* START Information shown *

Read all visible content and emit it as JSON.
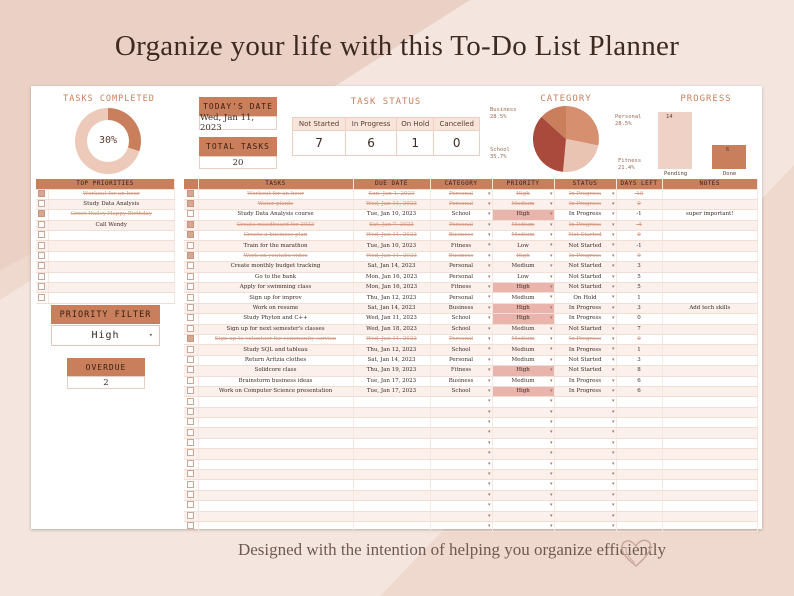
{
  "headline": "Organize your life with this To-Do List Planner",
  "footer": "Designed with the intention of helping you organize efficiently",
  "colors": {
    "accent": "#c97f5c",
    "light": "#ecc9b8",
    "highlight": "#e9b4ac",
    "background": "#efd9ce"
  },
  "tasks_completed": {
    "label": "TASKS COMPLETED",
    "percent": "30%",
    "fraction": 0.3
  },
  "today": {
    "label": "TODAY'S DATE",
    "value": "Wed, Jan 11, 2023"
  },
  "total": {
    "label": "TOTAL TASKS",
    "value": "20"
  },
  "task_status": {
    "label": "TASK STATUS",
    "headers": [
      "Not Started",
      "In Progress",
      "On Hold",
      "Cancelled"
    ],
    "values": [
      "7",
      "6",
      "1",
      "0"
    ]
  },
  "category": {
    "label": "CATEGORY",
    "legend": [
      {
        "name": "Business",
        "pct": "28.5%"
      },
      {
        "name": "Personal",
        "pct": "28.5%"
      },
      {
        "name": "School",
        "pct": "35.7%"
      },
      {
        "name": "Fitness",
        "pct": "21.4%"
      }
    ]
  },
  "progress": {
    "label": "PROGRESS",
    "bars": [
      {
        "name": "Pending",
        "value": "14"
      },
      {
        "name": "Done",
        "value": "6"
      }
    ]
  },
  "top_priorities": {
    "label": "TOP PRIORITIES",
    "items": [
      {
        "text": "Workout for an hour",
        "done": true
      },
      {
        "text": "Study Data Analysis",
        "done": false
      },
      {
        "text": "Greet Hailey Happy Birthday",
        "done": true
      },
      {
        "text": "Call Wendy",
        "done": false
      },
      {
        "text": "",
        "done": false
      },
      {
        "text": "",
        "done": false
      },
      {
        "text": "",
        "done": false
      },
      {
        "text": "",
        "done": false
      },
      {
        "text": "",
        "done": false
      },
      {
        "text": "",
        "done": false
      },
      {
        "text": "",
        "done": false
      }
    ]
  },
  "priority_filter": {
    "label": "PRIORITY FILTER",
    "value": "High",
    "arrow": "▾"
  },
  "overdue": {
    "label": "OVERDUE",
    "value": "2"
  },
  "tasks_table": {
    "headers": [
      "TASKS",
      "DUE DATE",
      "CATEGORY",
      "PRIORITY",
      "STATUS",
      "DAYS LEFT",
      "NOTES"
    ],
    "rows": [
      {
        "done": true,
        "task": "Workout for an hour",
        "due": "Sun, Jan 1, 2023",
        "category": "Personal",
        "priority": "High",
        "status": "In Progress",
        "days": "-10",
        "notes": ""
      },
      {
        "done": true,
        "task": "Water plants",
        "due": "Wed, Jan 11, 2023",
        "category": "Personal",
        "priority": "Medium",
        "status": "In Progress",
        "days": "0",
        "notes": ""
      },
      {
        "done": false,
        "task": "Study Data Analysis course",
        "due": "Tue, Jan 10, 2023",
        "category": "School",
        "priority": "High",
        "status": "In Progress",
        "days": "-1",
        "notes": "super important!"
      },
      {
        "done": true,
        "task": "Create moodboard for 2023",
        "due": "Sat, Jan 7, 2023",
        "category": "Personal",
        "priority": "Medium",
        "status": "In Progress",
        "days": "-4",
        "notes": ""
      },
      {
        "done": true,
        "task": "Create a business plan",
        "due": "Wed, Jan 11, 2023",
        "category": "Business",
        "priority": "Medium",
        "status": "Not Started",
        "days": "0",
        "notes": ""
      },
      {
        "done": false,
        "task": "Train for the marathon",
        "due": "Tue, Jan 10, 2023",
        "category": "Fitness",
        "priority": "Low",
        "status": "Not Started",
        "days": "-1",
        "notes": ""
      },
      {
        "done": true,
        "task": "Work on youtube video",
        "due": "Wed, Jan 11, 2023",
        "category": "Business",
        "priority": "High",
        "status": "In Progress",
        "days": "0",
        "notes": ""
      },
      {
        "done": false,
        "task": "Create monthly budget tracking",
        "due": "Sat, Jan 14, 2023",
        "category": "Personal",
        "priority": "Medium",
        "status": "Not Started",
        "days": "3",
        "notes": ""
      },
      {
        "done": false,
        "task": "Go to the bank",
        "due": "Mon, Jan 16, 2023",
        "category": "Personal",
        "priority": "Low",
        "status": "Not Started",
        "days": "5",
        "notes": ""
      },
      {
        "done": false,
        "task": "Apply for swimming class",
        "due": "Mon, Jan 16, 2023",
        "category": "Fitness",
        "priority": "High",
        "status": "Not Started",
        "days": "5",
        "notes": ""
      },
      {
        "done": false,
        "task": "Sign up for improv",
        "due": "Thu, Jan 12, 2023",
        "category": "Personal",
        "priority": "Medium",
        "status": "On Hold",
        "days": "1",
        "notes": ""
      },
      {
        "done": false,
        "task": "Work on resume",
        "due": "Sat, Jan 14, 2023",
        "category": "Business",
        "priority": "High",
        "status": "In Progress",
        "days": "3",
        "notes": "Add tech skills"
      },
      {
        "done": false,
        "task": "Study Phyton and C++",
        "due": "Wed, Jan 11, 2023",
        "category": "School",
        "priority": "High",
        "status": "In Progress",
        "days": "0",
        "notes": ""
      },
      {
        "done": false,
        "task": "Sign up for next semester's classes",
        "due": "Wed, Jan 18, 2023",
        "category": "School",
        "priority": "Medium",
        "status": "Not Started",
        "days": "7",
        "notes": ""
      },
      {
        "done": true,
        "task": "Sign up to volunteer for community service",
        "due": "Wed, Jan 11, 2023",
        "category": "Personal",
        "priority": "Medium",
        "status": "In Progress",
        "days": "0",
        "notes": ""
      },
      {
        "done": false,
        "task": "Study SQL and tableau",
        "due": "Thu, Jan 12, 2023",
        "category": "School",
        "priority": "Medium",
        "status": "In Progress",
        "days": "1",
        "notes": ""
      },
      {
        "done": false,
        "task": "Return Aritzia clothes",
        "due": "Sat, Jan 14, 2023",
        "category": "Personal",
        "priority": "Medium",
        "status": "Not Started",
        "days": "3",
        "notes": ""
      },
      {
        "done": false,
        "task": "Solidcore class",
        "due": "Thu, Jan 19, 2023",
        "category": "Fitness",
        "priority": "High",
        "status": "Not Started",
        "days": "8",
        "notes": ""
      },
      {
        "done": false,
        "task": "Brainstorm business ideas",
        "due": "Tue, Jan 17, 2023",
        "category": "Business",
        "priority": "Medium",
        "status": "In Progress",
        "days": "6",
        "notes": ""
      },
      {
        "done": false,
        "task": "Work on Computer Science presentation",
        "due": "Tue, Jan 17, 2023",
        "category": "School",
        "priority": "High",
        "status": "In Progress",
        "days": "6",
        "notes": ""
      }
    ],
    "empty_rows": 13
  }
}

* END Information shown *
* START Information shown *

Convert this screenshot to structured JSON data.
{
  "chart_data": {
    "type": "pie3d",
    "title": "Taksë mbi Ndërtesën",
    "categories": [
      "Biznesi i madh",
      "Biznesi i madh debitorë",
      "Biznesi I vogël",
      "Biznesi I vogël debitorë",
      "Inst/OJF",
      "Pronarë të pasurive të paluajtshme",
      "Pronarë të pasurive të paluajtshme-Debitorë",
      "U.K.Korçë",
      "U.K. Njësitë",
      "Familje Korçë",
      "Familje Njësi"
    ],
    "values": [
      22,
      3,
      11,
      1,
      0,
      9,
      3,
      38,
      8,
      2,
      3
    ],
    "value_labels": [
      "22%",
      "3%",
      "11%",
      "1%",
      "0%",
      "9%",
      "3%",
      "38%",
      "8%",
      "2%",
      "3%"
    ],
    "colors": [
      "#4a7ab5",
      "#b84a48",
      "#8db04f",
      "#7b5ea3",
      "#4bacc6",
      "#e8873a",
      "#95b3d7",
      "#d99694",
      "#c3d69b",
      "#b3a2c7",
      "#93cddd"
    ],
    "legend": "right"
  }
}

* END Information shown *
* START Information shown *

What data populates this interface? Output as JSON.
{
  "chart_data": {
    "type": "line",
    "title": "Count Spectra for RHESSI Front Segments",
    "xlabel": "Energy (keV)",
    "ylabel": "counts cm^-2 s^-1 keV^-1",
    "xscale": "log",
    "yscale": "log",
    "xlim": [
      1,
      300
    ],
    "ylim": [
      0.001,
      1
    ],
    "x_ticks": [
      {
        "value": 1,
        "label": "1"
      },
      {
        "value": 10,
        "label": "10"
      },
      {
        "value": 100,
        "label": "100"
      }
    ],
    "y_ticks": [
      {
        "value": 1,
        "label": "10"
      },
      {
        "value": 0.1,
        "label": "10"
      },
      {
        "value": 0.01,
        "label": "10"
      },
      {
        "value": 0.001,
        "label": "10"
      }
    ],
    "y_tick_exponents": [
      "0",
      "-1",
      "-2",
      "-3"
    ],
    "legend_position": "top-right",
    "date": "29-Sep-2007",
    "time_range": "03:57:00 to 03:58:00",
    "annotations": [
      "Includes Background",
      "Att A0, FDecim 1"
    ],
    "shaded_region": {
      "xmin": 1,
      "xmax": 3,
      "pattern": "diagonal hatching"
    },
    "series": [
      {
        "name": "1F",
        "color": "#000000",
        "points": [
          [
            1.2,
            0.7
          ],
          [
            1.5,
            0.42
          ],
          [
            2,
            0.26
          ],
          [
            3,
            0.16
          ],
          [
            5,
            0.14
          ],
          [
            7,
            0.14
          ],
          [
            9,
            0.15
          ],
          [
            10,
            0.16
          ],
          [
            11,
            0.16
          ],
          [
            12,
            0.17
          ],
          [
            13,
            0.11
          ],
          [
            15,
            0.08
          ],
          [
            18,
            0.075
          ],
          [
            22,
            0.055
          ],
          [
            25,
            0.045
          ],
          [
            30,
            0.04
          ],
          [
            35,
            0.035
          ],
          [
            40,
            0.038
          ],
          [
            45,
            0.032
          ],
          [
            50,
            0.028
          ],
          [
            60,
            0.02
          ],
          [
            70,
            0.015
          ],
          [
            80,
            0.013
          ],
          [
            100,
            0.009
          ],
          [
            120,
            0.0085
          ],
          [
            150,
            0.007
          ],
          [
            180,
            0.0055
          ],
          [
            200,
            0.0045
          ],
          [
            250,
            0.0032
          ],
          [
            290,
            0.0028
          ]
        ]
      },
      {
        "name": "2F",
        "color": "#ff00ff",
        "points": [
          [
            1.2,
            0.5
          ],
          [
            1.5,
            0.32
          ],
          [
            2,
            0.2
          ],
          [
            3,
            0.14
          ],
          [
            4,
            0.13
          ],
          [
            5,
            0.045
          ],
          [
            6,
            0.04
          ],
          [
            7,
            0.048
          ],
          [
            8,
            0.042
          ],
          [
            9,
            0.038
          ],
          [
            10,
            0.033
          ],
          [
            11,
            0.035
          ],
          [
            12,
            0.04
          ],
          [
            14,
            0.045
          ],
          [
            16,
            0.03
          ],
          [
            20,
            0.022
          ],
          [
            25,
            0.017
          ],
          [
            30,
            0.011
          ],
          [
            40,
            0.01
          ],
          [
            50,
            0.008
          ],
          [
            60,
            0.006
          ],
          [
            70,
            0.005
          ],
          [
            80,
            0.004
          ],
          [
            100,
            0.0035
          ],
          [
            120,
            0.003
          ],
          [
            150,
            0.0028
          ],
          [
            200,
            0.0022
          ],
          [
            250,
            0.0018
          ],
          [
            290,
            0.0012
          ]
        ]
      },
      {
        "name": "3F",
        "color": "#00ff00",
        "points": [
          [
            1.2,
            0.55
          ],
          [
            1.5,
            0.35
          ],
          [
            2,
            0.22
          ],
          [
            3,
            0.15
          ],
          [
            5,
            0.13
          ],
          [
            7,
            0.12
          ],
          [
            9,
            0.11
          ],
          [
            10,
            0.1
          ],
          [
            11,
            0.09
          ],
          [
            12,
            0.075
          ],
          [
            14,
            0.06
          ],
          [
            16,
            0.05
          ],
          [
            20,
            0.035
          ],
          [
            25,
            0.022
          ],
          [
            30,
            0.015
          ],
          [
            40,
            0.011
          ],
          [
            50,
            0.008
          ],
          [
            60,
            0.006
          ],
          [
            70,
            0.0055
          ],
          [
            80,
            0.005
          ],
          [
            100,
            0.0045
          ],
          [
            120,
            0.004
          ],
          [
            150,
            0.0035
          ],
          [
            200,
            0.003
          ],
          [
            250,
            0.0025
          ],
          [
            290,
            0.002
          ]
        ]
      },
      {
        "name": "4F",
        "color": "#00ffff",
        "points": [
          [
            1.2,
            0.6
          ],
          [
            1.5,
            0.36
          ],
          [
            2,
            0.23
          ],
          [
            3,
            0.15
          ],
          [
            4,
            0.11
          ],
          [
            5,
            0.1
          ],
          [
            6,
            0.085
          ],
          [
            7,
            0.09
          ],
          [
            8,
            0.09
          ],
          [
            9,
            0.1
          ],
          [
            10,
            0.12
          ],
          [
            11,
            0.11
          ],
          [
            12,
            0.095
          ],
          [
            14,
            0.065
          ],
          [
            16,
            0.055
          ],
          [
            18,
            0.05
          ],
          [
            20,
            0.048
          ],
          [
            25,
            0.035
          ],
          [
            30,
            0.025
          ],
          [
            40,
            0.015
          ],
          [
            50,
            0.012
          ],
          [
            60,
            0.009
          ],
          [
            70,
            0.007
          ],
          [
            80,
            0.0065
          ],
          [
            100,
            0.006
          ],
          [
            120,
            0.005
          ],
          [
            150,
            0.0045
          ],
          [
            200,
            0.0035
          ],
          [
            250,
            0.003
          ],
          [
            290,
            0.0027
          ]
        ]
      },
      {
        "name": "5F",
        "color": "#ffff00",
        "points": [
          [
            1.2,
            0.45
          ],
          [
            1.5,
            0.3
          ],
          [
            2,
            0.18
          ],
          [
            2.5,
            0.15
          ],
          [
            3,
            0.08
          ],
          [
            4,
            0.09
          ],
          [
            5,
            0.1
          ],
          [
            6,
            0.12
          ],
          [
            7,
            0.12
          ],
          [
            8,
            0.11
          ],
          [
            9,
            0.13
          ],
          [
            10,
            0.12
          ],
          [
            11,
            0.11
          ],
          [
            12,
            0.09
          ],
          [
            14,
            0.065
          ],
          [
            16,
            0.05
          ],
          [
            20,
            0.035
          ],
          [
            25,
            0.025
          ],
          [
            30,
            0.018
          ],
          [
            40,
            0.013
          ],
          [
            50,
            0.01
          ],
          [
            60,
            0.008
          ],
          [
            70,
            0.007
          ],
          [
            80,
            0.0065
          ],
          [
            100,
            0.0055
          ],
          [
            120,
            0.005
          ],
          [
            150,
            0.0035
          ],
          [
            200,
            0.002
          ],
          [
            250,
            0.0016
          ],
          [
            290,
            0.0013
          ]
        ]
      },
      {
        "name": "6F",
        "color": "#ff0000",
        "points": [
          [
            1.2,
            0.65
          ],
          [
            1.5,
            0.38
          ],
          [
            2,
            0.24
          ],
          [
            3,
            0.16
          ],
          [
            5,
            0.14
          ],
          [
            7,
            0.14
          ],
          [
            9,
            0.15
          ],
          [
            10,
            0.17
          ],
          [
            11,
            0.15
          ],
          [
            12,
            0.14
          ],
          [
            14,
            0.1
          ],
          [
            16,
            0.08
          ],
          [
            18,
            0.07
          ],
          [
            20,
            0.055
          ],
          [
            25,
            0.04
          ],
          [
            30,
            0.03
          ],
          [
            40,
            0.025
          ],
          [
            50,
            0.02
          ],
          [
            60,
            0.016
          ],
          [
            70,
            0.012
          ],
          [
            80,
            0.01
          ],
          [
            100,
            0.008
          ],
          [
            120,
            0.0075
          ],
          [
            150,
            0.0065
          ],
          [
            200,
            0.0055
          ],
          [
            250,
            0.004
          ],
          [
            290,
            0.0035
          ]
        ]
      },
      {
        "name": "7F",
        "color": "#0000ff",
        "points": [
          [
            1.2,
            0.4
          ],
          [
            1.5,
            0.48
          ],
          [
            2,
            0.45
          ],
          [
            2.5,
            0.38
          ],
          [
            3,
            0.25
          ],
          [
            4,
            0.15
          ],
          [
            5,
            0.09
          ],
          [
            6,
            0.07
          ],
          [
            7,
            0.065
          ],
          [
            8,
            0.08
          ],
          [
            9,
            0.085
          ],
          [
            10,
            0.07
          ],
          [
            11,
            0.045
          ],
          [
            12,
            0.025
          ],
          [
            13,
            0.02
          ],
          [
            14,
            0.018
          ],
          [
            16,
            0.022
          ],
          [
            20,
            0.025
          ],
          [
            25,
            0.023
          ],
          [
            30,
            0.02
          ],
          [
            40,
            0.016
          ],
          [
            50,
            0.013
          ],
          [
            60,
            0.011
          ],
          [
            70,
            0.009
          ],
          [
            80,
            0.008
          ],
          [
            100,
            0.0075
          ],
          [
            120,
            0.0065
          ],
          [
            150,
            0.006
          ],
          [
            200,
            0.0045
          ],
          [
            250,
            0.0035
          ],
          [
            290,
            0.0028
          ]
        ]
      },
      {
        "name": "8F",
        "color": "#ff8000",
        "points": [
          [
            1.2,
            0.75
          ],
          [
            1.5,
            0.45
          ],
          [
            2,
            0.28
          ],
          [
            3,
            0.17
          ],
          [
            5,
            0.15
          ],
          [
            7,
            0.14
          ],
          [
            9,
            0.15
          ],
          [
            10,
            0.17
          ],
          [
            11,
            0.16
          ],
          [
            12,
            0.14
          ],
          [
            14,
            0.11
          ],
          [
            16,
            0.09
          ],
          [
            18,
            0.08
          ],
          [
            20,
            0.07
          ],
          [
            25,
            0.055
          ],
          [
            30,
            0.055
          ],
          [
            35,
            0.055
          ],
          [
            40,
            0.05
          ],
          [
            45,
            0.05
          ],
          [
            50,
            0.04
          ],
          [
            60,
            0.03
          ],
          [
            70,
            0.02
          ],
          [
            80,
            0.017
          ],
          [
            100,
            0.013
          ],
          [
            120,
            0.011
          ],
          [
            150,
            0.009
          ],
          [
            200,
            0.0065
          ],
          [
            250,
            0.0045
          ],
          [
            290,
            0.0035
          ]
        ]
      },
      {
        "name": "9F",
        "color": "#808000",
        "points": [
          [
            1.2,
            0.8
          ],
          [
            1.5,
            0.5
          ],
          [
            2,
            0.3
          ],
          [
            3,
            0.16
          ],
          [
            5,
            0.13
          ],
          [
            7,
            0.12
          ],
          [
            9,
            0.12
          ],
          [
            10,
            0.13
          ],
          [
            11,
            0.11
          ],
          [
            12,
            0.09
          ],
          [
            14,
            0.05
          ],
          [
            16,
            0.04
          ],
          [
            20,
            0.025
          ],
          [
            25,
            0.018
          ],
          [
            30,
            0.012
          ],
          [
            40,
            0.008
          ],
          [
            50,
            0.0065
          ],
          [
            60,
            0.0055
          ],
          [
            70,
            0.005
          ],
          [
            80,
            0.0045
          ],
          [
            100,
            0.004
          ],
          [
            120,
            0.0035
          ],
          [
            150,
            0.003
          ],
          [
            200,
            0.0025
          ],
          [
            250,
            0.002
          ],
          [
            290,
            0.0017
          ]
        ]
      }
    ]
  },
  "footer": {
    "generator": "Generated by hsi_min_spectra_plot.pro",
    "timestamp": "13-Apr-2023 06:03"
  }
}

* END Information shown *

— Request —
In the listing above, find each line with the word "this" and copy it.

— Completed exercise —
  "headline": "Organize your life with this To-Do List Planner",
Convert this screenshot to structured JSON data.
What data populates this interface? Output as JSON.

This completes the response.